====== Task material ======
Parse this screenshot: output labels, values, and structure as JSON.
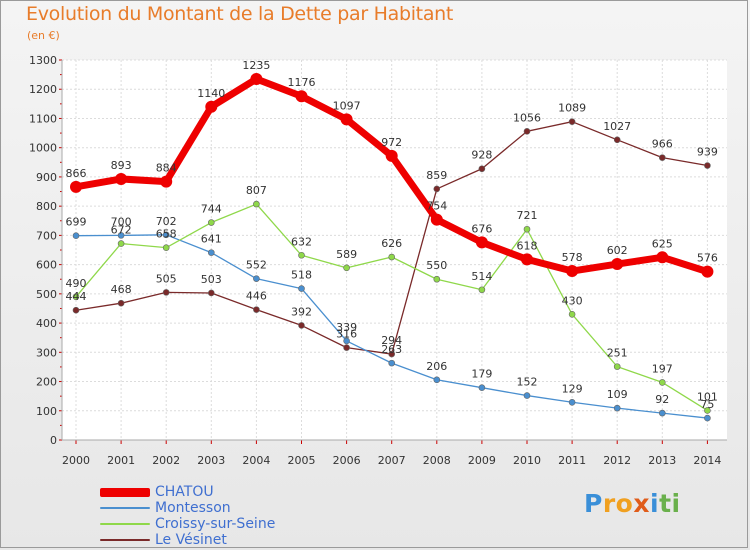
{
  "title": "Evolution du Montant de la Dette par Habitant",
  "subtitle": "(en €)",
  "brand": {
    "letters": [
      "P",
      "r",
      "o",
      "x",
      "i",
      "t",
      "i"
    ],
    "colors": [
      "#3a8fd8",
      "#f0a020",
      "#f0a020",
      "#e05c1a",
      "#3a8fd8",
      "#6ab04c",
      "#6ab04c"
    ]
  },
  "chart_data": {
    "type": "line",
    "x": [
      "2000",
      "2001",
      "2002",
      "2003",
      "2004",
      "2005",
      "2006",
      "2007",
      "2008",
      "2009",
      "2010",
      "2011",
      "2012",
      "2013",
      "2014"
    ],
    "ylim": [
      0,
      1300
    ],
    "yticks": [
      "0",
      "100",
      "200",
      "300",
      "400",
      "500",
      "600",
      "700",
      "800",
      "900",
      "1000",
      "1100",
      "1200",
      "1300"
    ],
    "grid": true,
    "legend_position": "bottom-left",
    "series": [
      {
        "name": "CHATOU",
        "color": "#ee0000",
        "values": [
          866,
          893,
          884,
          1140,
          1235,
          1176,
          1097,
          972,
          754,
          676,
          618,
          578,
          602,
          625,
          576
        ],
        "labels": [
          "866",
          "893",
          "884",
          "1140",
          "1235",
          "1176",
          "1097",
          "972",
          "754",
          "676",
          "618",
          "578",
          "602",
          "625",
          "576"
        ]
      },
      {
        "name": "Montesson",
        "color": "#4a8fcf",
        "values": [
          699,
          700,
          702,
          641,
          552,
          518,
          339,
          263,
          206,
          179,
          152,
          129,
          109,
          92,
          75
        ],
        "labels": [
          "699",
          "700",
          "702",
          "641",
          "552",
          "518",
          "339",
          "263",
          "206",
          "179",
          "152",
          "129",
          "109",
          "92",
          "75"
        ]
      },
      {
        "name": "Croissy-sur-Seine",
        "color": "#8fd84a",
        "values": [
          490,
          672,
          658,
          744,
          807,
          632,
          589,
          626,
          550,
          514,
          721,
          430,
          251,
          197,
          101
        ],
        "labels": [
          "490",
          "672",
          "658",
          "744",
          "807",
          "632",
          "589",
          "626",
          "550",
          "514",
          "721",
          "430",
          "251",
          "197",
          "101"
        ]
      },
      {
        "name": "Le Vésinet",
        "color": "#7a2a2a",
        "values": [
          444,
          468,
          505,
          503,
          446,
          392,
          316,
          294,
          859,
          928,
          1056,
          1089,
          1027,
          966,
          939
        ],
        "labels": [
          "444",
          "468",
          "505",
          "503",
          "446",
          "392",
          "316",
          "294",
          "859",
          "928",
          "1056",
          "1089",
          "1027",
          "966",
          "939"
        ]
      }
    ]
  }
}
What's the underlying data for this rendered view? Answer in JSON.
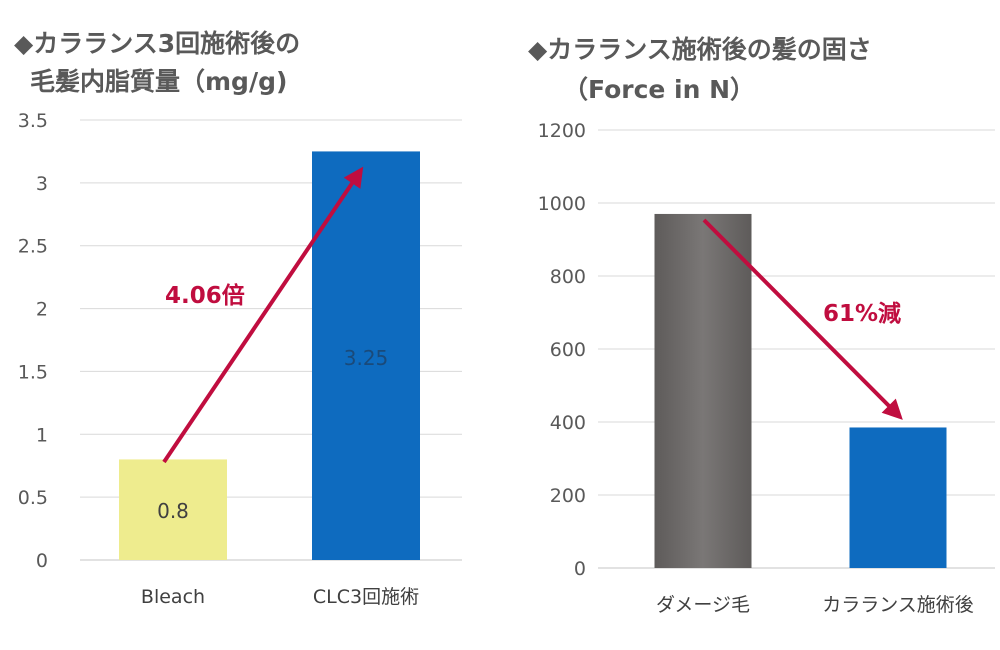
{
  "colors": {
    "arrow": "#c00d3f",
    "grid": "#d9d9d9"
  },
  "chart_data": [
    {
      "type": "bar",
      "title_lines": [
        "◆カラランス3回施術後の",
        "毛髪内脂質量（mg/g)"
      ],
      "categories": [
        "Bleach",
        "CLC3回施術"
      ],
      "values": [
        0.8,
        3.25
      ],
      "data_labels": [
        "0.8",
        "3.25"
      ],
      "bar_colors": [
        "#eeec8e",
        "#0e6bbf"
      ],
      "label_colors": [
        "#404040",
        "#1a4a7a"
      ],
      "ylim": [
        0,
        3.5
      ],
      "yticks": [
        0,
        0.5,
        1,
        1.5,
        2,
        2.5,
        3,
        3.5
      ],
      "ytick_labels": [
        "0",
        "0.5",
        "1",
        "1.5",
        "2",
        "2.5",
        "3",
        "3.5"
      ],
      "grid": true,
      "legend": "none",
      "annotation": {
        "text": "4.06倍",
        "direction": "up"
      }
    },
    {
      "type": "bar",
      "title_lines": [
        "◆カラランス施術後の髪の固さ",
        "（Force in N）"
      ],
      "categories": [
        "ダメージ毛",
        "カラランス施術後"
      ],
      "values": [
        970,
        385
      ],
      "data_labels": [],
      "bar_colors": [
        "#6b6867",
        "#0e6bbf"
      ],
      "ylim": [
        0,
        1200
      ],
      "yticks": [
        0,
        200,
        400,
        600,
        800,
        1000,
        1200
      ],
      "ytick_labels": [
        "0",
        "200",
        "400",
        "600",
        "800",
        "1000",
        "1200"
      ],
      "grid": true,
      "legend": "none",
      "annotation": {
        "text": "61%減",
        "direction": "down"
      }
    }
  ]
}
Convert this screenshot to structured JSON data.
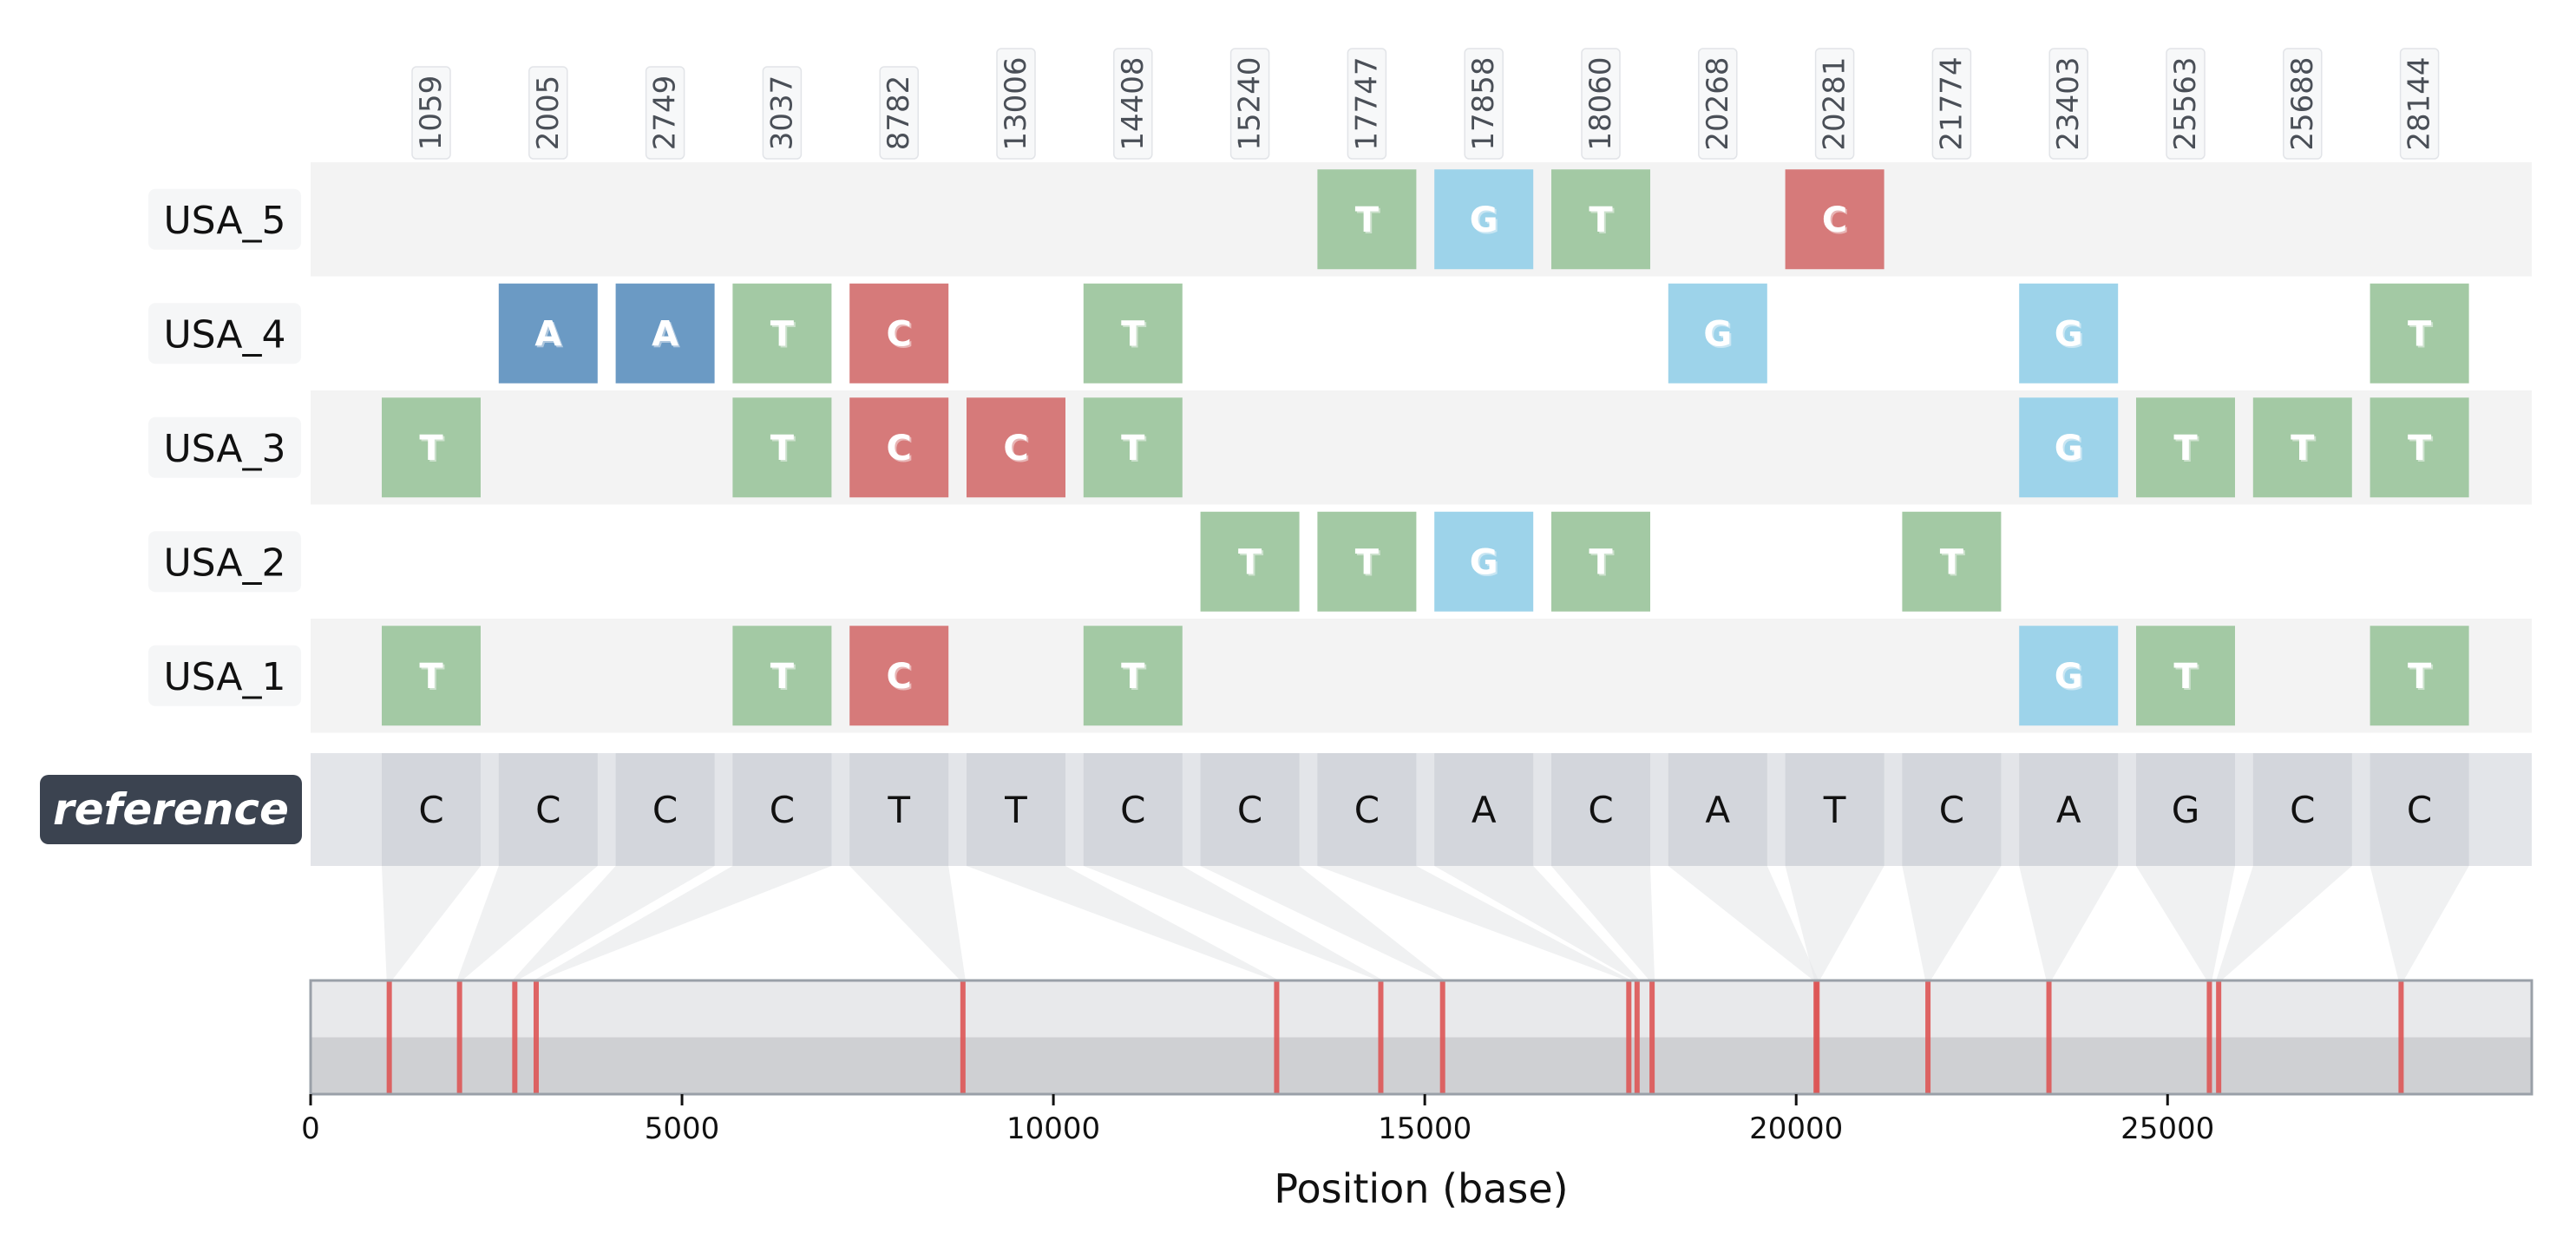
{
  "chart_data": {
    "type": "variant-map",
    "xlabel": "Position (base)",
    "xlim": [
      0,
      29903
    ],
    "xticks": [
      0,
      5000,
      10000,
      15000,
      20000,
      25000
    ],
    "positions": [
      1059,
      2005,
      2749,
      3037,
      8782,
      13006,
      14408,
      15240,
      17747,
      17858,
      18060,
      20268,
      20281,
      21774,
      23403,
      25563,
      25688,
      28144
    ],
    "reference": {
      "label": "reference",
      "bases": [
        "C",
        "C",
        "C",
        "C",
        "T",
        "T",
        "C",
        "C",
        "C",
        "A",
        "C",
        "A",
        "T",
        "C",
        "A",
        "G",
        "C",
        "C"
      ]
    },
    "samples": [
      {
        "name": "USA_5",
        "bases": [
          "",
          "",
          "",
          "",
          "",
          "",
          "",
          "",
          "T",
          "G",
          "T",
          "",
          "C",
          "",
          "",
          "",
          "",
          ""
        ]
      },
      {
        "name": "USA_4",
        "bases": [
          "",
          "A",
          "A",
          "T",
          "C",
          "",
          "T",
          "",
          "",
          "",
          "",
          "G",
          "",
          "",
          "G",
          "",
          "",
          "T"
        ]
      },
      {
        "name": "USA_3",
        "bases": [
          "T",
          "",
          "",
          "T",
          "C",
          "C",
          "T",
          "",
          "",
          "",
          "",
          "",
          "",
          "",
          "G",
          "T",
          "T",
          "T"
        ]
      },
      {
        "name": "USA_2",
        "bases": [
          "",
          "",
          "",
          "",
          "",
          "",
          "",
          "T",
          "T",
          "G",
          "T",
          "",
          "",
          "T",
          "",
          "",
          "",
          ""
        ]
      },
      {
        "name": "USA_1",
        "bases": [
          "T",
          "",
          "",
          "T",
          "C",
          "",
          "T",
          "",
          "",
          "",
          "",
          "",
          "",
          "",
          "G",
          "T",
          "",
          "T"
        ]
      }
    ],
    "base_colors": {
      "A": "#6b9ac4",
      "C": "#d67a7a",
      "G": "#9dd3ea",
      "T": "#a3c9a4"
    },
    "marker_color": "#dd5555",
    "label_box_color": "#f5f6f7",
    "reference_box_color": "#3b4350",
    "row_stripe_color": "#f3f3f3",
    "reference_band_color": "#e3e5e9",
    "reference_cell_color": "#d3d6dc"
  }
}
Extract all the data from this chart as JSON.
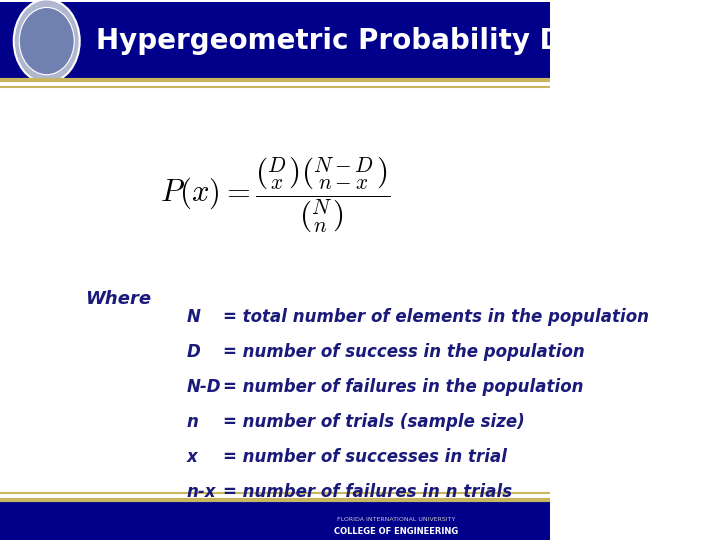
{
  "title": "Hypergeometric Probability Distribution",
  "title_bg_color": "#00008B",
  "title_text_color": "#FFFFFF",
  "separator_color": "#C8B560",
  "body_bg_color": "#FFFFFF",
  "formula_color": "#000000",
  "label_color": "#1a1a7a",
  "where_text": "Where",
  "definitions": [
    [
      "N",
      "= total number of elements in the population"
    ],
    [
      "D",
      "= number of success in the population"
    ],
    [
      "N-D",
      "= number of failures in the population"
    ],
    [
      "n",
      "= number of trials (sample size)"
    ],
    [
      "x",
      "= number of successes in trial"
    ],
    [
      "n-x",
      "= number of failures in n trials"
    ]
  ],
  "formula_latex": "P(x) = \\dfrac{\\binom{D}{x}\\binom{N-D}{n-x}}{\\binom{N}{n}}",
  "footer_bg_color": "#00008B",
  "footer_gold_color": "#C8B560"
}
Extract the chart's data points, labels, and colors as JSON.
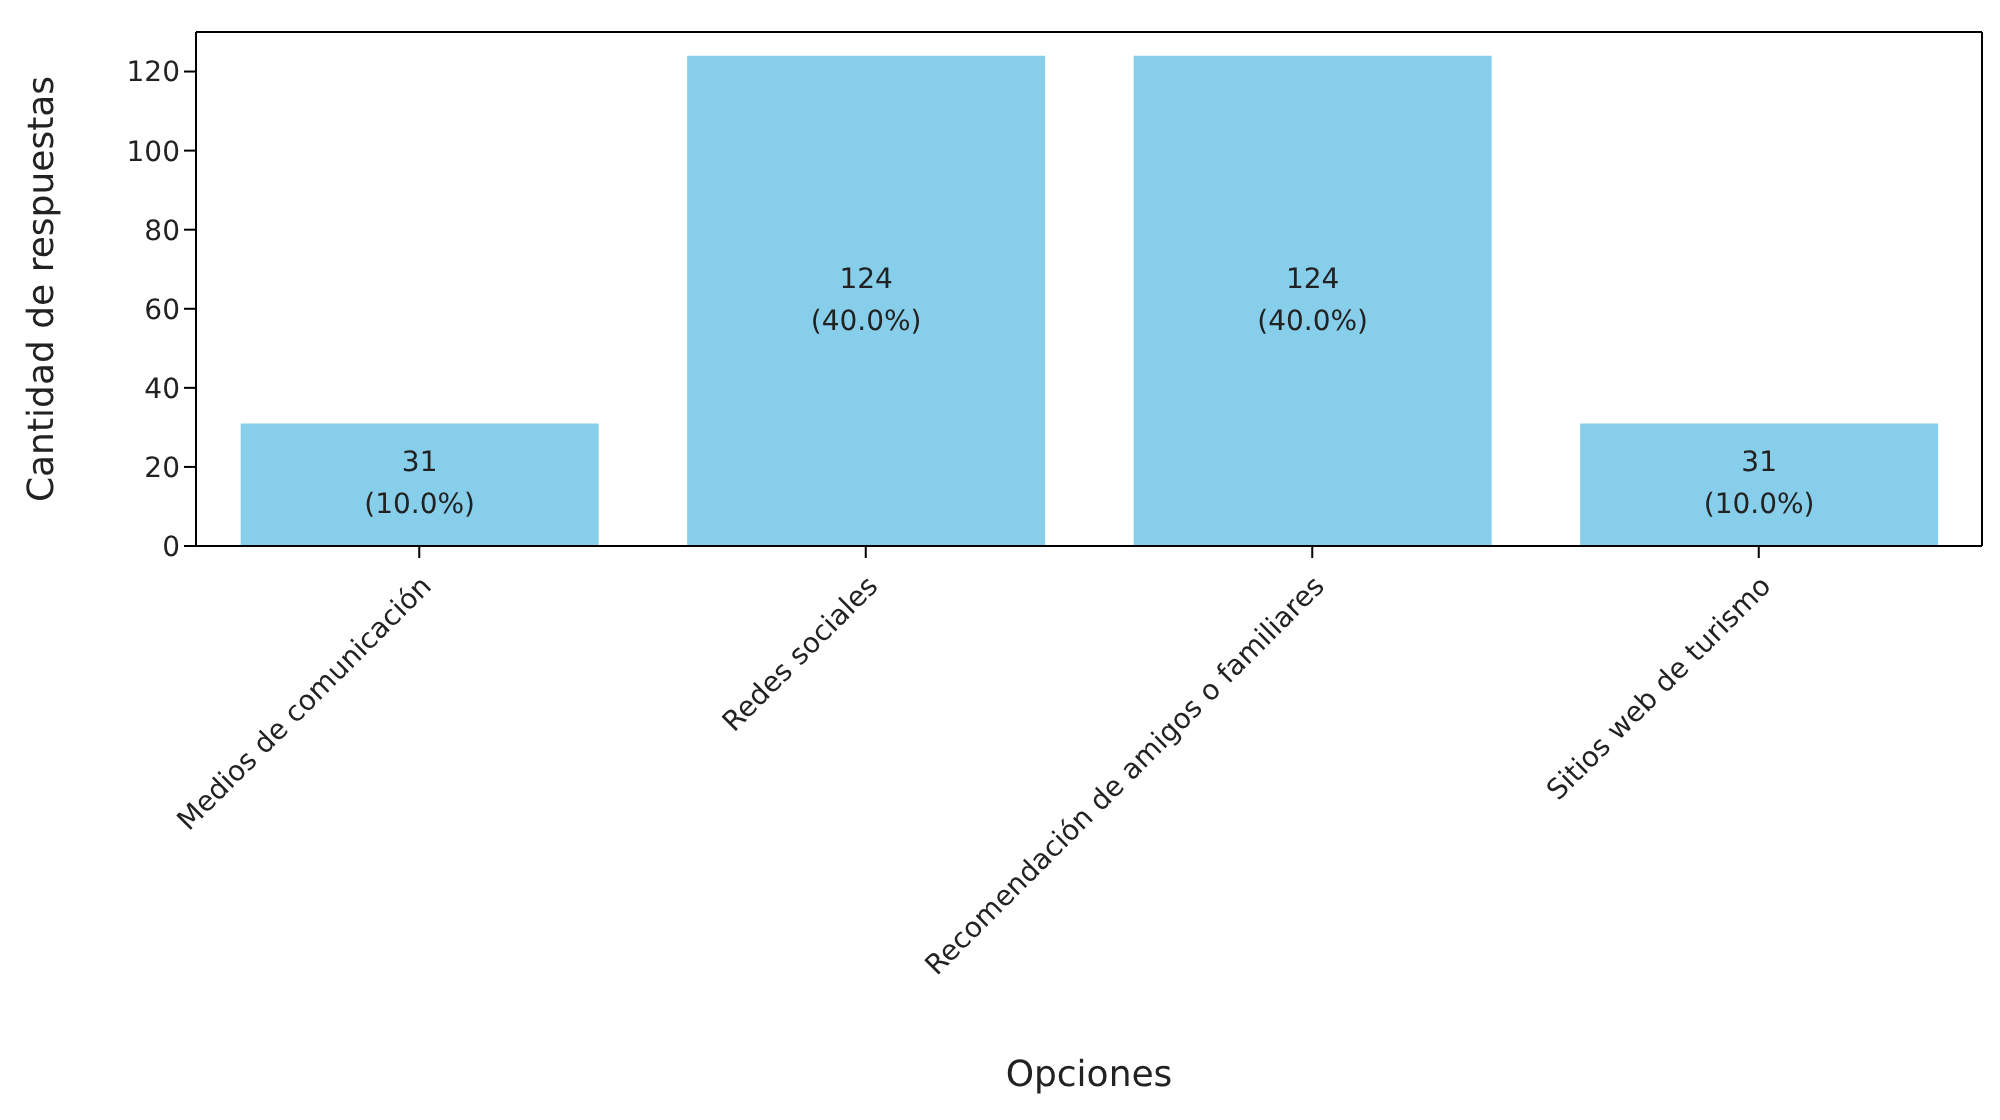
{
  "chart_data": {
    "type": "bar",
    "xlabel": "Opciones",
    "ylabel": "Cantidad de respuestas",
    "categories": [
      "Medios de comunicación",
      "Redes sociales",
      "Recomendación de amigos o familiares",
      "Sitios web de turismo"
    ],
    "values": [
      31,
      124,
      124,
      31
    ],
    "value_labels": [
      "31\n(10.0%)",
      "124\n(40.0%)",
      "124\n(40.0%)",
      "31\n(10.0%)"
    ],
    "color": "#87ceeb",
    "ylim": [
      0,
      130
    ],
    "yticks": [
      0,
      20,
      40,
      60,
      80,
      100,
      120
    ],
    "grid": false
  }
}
======
Show every line that contains the word "number".

» **Expected answer**:
      "= total number of elements in the population"
      "= number of success in the population"
      "= number of failures in the population"
      "= number of trials (sample size)"
      "= number of successes in trial"
      "= number of failures in n trials"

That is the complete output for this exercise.